→ **Given instruction**:
Repeat every entry word for word, skipping the pictures.

** Start **

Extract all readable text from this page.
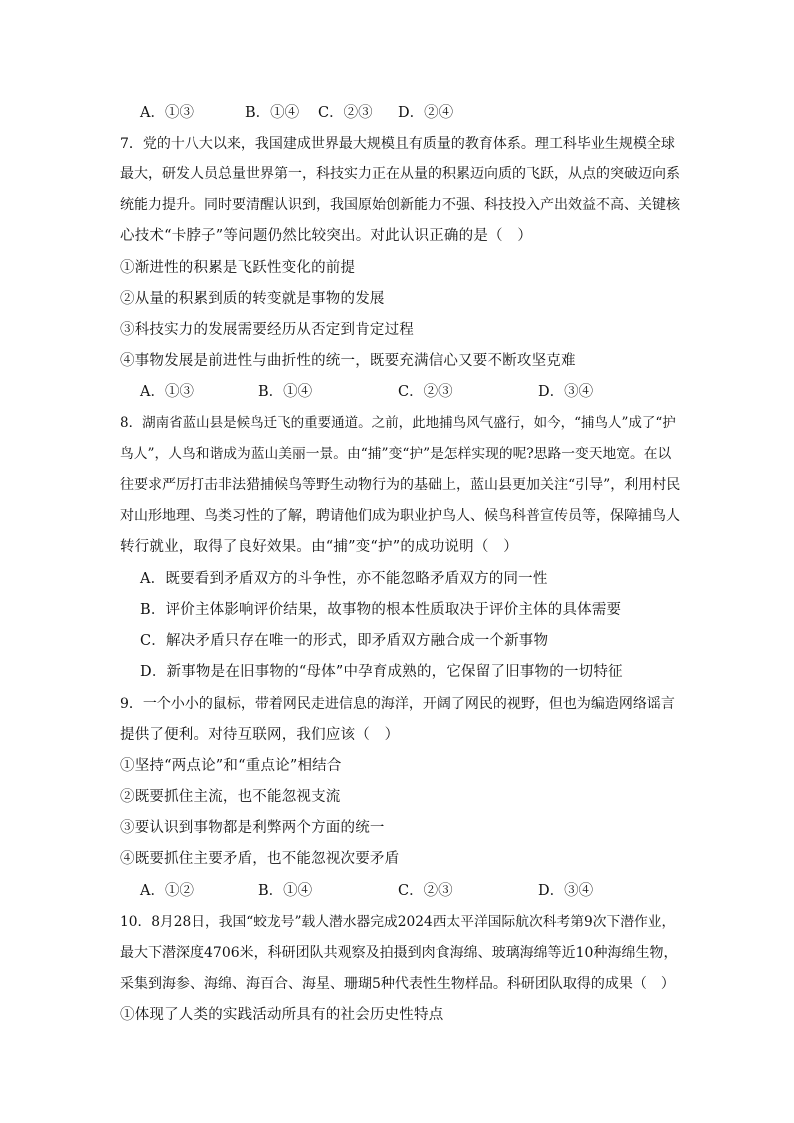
A．①③	B．①④ C．②③ D．②④
7．党的十八大以来，我国建成世界最大规模且有质量的教育体系。理工科毕业生规模全球
最大，研发人员总量世界第一，科技实力正在从量的积累迈向质的飞跃，从点的突破迈向系
统能力提升。同时要清醒认识到，我国原始创新能力不强、科技投入产出效益不高、关键核
心技术“卡脖子”等问题仍然比较突出。对此认识正确的是（　）
①渐进性的积累是飞跃性变化的前提
②从量的积累到质的转变就是事物的发展
③科技实力的发展需要经历从否定到肯定过程
④事物发展是前进性与曲折性的统一，既要充满信心又要不断攻坚克难
A．①③	B．①④	C．②③	D．③④
8．湖南省蓝山县是候鸟迁飞的重要通道。之前，此地捕鸟风气盛行，如今，“捕鸟人”成了“护
鸟人”，人鸟和谐成为蓝山美丽一景。由“捕”变“护”是怎样实现的呢?思路一变天地宽。在以
往要求严厉打击非法猎捕候鸟等野生动物行为的基础上，蓝山县更加关注“引导”，利用村民
对山形地理、鸟类习性的了解，聘请他们成为职业护鸟人、候鸟科普宣传员等，保障捕鸟人
转行就业，取得了良好效果。由“捕”变“护”的成功说明（　）
A．既要看到矛盾双方的斗争性，亦不能忽略矛盾双方的同一性
B．评价主体影响评价结果，故事物的根本性质取决于评价主体的具体需要
C．解决矛盾只存在唯一的形式，即矛盾双方融合成一个新事物
D．新事物是在旧事物的“母体”中孕育成熟的，它保留了旧事物的一切特征
9．一个小小的鼠标，带着网民走进信息的海洋，开阔了网民的视野，但也为编造网络谣言
提供了便利。对待互联网，我们应该（　）
①坚持“两点论”和“重点论”相结合
②既要抓住主流，也不能忽视支流
③要认识到事物都是利弊两个方面的统一
④既要抓住主要矛盾，也不能忽视次要矛盾
A．①②	B．①④	C．②③	D．③④
10．8月28日，我国“蛟龙号”载人潜水器完成2024西太平洋国际航次科考第9次下潜作业，
最大下潜深度4706米，科研团队共观察及拍摄到肉食海绵、玻璃海绵等近10种海绵生物，
采集到海参、海绵、海百合、海星、珊瑚5种代表性生物样品。科研团队取得的成果（　）
①体现了人类的实践活动所具有的社会历史性特点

** End **

→ **Complete answer**:
Extract all readable text from this page.
A．①③	B．①④ C．②③ D．②④
7．党的十八大以来，我国建成世界最大规模且有质量的教育体系。理工科毕业生规模全球
最大，研发人员总量世界第一，科技实力正在从量的积累迈向质的飞跃，从点的突破迈向系
统能力提升。同时要清醒认识到，我国原始创新能力不强、科技投入产出效益不高、关键核
心技术“卡脖子”等问题仍然比较突出。对此认识正确的是（　）
①渐进性的积累是飞跃性变化的前提
②从量的积累到质的转变就是事物的发展
③科技实力的发展需要经历从否定到肯定过程
④事物发展是前进性与曲折性的统一，既要充满信心又要不断攻坚克难
A．①③	B．①④	C．②③	D．③④
8．湖南省蓝山县是候鸟迁飞的重要通道。之前，此地捕鸟风气盛行，如今，“捕鸟人”成了“护
鸟人”，人鸟和谐成为蓝山美丽一景。由“捕”变“护”是怎样实现的呢?思路一变天地宽。在以
往要求严厉打击非法猎捕候鸟等野生动物行为的基础上，蓝山县更加关注“引导”，利用村民
对山形地理、鸟类习性的了解，聘请他们成为职业护鸟人、候鸟科普宣传员等，保障捕鸟人
转行就业，取得了良好效果。由“捕”变“护”的成功说明（　）
A．既要看到矛盾双方的斗争性，亦不能忽略矛盾双方的同一性
B．评价主体影响评价结果，故事物的根本性质取决于评价主体的具体需要
C．解决矛盾只存在唯一的形式，即矛盾双方融合成一个新事物
D．新事物是在旧事物的“母体”中孕育成熟的，它保留了旧事物的一切特征
9．一个小小的鼠标，带着网民走进信息的海洋，开阔了网民的视野，但也为编造网络谣言
提供了便利。对待互联网，我们应该（　）
①坚持“两点论”和“重点论”相结合
②既要抓住主流，也不能忽视支流
③要认识到事物都是利弊两个方面的统一
④既要抓住主要矛盾，也不能忽视次要矛盾
A．①②	B．①④	C．②③	D．③④
10．8月28日，我国“蛟龙号”载人潜水器完成2024西太平洋国际航次科考第9次下潜作业，
最大下潜深度4706米，科研团队共观察及拍摄到肉食海绵、玻璃海绵等近10种海绵生物，
采集到海参、海绵、海百合、海星、珊瑚5种代表性生物样品。科研团队取得的成果（　）
①体现了人类的实践活动所具有的社会历史性特点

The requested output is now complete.